EXERCISE GOAL: Go through each line of the records below and count those with the word "JSON". Give only the count.

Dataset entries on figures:
————

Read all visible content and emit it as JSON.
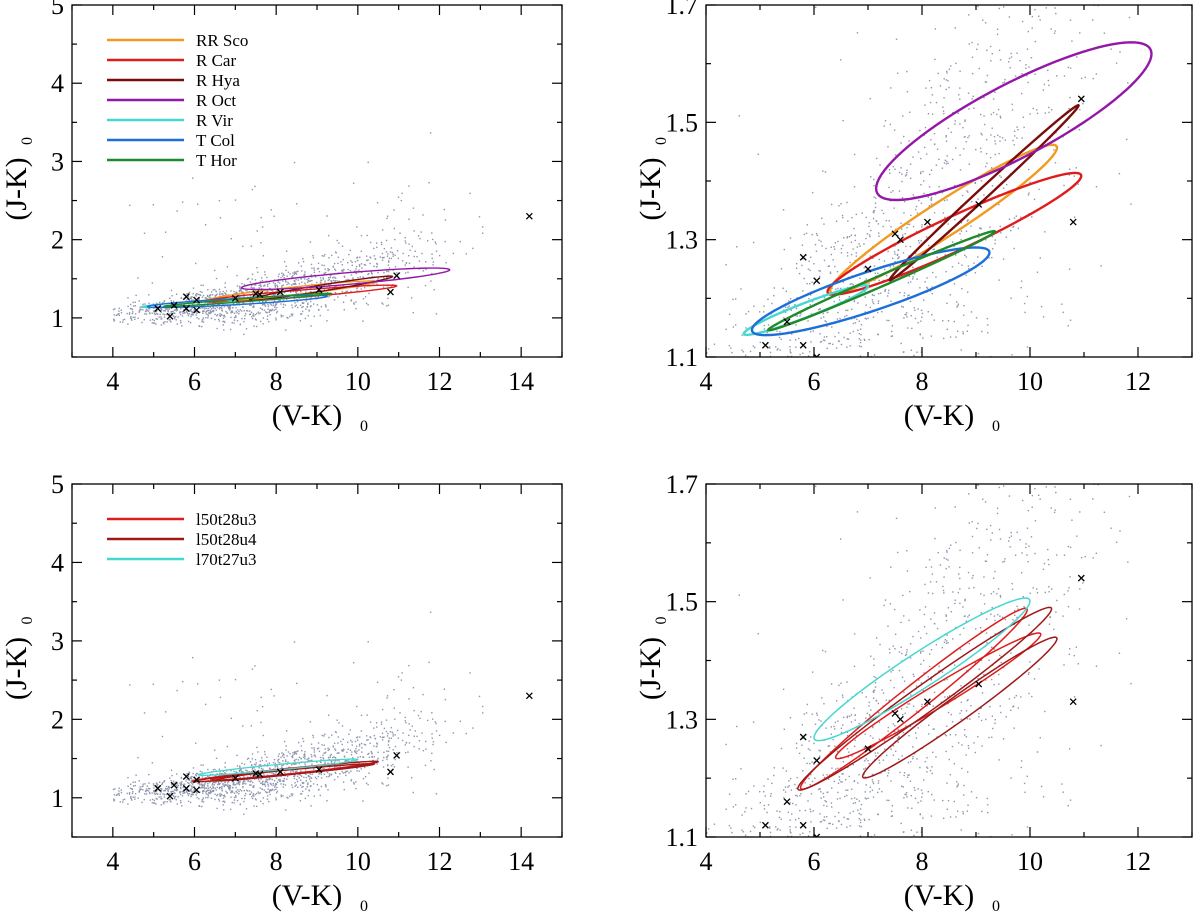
{
  "chart_data": [
    {
      "id": "top-left",
      "type": "scatter",
      "xlabel": "(V-K)",
      "xlabel_sub": "0",
      "ylabel": "(J-K)",
      "ylabel_sub": "0",
      "xlim": [
        3,
        15
      ],
      "ylim": [
        0.5,
        5
      ],
      "xticks": [
        4,
        6,
        8,
        10,
        12,
        14
      ],
      "yticks": [
        1,
        2,
        3,
        4,
        5
      ],
      "legend_position": "top-left",
      "legend": [
        "RR Sco",
        "R Car",
        "R Hya",
        "R Oct",
        "R Vir",
        "T Col",
        "T Hor"
      ],
      "ellipse_stroke": 1.4,
      "ellipses": [
        {
          "name": "RR Sco",
          "color": "#f29a1f",
          "cx": 8.35,
          "cy": 1.34,
          "a": 2.1,
          "b": 0.05,
          "angle_data": 0.058
        },
        {
          "name": "R Car",
          "color": "#e01b1b",
          "cx": 8.6,
          "cy": 1.31,
          "a": 2.35,
          "b": 0.045,
          "angle_data": 0.042
        },
        {
          "name": "R Hya",
          "color": "#7a0c0c",
          "cx": 9.1,
          "cy": 1.38,
          "a": 1.75,
          "b": 0.04,
          "angle_data": 0.085
        },
        {
          "name": "R Oct",
          "color": "#9418a8",
          "cx": 9.7,
          "cy": 1.5,
          "a": 2.55,
          "b": 0.075,
          "angle_data": 0.045
        },
        {
          "name": "R Vir",
          "color": "#46d8d0",
          "cx": 5.85,
          "cy": 1.18,
          "a": 1.15,
          "b": 0.025,
          "angle_data": 0.035
        },
        {
          "name": "T Col",
          "color": "#1d6fd8",
          "cx": 7.05,
          "cy": 1.21,
          "a": 2.2,
          "b": 0.04,
          "angle_data": 0.03
        },
        {
          "name": "T Hor",
          "color": "#1f8a2a",
          "cx": 7.3,
          "cy": 1.23,
          "a": 2.05,
          "b": 0.02,
          "angle_data": 0.04
        }
      ]
    },
    {
      "id": "top-right",
      "type": "scatter",
      "xlabel": "(V-K)",
      "xlabel_sub": "0",
      "ylabel": "(J-K)",
      "ylabel_sub": "0",
      "xlim": [
        4,
        13
      ],
      "ylim": [
        1.1,
        1.7
      ],
      "xticks": [
        4,
        6,
        8,
        10,
        12
      ],
      "yticks": [
        1.1,
        1.3,
        1.5,
        1.7
      ],
      "ellipse_stroke": 2.4,
      "ellipses": [
        {
          "name": "RR Sco",
          "color": "#f29a1f",
          "cx": 8.4,
          "cy": 1.335,
          "a": 2.1,
          "b": 0.035,
          "angle_data": 0.058
        },
        {
          "name": "R Car",
          "color": "#e01b1b",
          "cx": 8.6,
          "cy": 1.31,
          "a": 2.35,
          "b": 0.032,
          "angle_data": 0.042
        },
        {
          "name": "R Hya",
          "color": "#7a0c0c",
          "cx": 9.15,
          "cy": 1.38,
          "a": 1.75,
          "b": 0.012,
          "angle_data": 0.085
        },
        {
          "name": "R Oct",
          "color": "#9418a8",
          "cx": 9.7,
          "cy": 1.502,
          "a": 2.55,
          "b": 0.07,
          "angle_data": 0.045
        },
        {
          "name": "R Vir",
          "color": "#46d8d0",
          "cx": 5.85,
          "cy": 1.18,
          "a": 1.15,
          "b": 0.013,
          "angle_data": 0.035
        },
        {
          "name": "T Col",
          "color": "#1d6fd8",
          "cx": 7.05,
          "cy": 1.212,
          "a": 2.2,
          "b": 0.035,
          "angle_data": 0.03
        },
        {
          "name": "T Hor",
          "color": "#1f8a2a",
          "cx": 7.25,
          "cy": 1.23,
          "a": 2.1,
          "b": 0.01,
          "angle_data": 0.04
        }
      ]
    },
    {
      "id": "bottom-left",
      "type": "scatter",
      "xlabel": "(V-K)",
      "xlabel_sub": "0",
      "ylabel": "(J-K)",
      "ylabel_sub": "0",
      "xlim": [
        3,
        15
      ],
      "ylim": [
        0.5,
        5
      ],
      "xticks": [
        4,
        6,
        8,
        10,
        12,
        14
      ],
      "yticks": [
        1,
        2,
        3,
        4,
        5
      ],
      "legend_position": "top-left",
      "legend": [
        "l50t28u3",
        "l50t28u4",
        "l70t27u3"
      ],
      "ellipse_stroke": 1.3,
      "ellipses": [
        {
          "name": "l50t28u3",
          "color": "#e01b1b",
          "cx": 8.2,
          "cy": 1.335,
          "a": 2.25,
          "b": 0.035,
          "angle_data": 0.055
        },
        {
          "name": "l50t28u3",
          "color": "#e01b1b",
          "cx": 8.4,
          "cy": 1.33,
          "a": 2.0,
          "b": 0.03,
          "angle_data": 0.05
        },
        {
          "name": "l50t28u4",
          "color": "#9e1a1a",
          "cx": 8.5,
          "cy": 1.34,
          "a": 2.0,
          "b": 0.035,
          "angle_data": 0.06
        },
        {
          "name": "l50t28u4",
          "color": "#9e1a1a",
          "cx": 8.2,
          "cy": 1.32,
          "a": 2.2,
          "b": 0.03,
          "angle_data": 0.05
        },
        {
          "name": "l70t27u3",
          "color": "#46d8d0",
          "cx": 8.05,
          "cy": 1.39,
          "a": 1.95,
          "b": 0.035,
          "angle_data": 0.05
        }
      ]
    },
    {
      "id": "bottom-right",
      "type": "scatter",
      "xlabel": "(V-K)",
      "xlabel_sub": "0",
      "ylabel": "(J-K)",
      "ylabel_sub": "0",
      "xlim": [
        4,
        13
      ],
      "ylim": [
        1.1,
        1.7
      ],
      "xticks": [
        4,
        6,
        8,
        10,
        12
      ],
      "yticks": [
        1.1,
        1.3,
        1.5,
        1.7
      ],
      "ellipse_stroke": 1.5,
      "ellipses": [
        {
          "name": "l50t28u3",
          "color": "#e01b1b",
          "cx": 7.85,
          "cy": 1.335,
          "a": 2.1,
          "b": 0.028,
          "angle_data": 0.072
        },
        {
          "name": "l50t28u3",
          "color": "#e01b1b",
          "cx": 8.3,
          "cy": 1.34,
          "a": 1.9,
          "b": 0.022,
          "angle_data": 0.055
        },
        {
          "name": "l50t28u4",
          "color": "#9e1a1a",
          "cx": 8.05,
          "cy": 1.335,
          "a": 2.35,
          "b": 0.028,
          "angle_data": 0.065
        },
        {
          "name": "l50t28u4",
          "color": "#9e1a1a",
          "cx": 8.7,
          "cy": 1.32,
          "a": 1.8,
          "b": 0.025,
          "angle_data": 0.065
        },
        {
          "name": "l70t27u3",
          "color": "#46d8d0",
          "cx": 8.0,
          "cy": 1.385,
          "a": 2.0,
          "b": 0.035,
          "angle_data": 0.058
        }
      ]
    }
  ],
  "crosses": {
    "note": "same target star positions in all panels",
    "points": [
      [
        5.1,
        1.12
      ],
      [
        5.4,
        1.02
      ],
      [
        5.5,
        1.16
      ],
      [
        5.8,
        1.27
      ],
      [
        5.8,
        1.12
      ],
      [
        6.05,
        1.23
      ],
      [
        6.05,
        1.1
      ],
      [
        7.0,
        1.25
      ],
      [
        7.6,
        1.3
      ],
      [
        7.5,
        1.31
      ],
      [
        8.1,
        1.33
      ],
      [
        9.05,
        1.36
      ],
      [
        10.8,
        1.33
      ],
      [
        10.95,
        1.54
      ],
      [
        14.2,
        2.3
      ]
    ]
  },
  "background_points": {
    "description": "dense cloud of ~1500 small grey-blue dots along the (V-K)-(J-K) sequence",
    "color": "#8f96ad",
    "count": 1500
  },
  "colors": {
    "axis": "#000000",
    "cross": "#000000"
  }
}
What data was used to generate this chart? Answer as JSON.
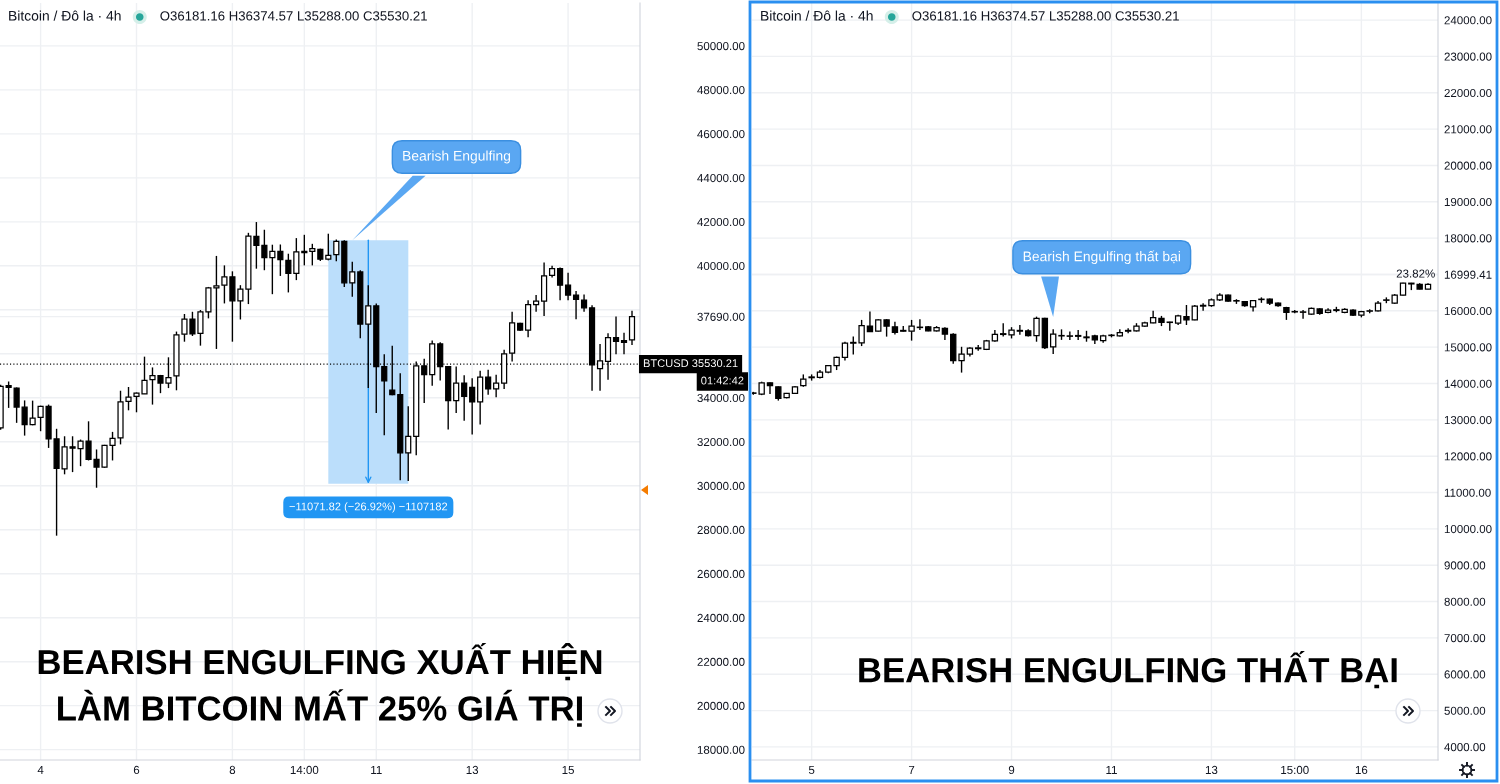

————

REPLY: 2